-- begin Data --

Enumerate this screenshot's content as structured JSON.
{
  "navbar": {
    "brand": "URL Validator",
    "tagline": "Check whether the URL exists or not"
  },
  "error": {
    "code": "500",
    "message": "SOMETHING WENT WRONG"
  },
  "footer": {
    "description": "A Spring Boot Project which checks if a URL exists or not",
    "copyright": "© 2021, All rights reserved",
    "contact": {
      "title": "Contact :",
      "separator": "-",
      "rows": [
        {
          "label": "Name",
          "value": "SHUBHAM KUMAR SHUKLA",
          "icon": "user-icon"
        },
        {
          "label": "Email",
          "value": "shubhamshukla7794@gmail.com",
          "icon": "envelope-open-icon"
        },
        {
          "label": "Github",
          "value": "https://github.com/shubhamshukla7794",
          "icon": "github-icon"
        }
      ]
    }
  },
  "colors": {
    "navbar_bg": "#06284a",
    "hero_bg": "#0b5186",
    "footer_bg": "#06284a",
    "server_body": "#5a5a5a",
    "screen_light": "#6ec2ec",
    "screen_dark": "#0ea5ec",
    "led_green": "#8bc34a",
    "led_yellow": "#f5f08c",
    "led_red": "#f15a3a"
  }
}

-- end Data --

**Set exercise**
Exactly as shown, repeat every record.

**Exercise output**
Enumerate this screenshot's content as structured JSON.
{
  "navbar": {
    "brand": "URL Validator",
    "tagline": "Check whether the URL exists or not"
  },
  "error": {
    "code": "500",
    "message": "SOMETHING WENT WRONG"
  },
  "footer": {
    "description": "A Spring Boot Project which checks if a URL exists or not",
    "copyright": "© 2021, All rights reserved",
    "contact": {
      "title": "Contact :",
      "separator": "-",
      "rows": [
        {
          "label": "Name",
          "value": "SHUBHAM KUMAR SHUKLA",
          "icon": "user-icon"
        },
        {
          "label": "Email",
          "value": "shubhamshukla7794@gmail.com",
          "icon": "envelope-open-icon"
        },
        {
          "label": "Github",
          "value": "https://github.com/shubhamshukla7794",
          "icon": "github-icon"
        }
      ]
    }
  },
  "colors": {
    "navbar_bg": "#06284a",
    "hero_bg": "#0b5186",
    "footer_bg": "#06284a",
    "server_body": "#5a5a5a",
    "screen_light": "#6ec2ec",
    "screen_dark": "#0ea5ec",
    "led_green": "#8bc34a",
    "led_yellow": "#f5f08c",
    "led_red": "#f15a3a"
  }
}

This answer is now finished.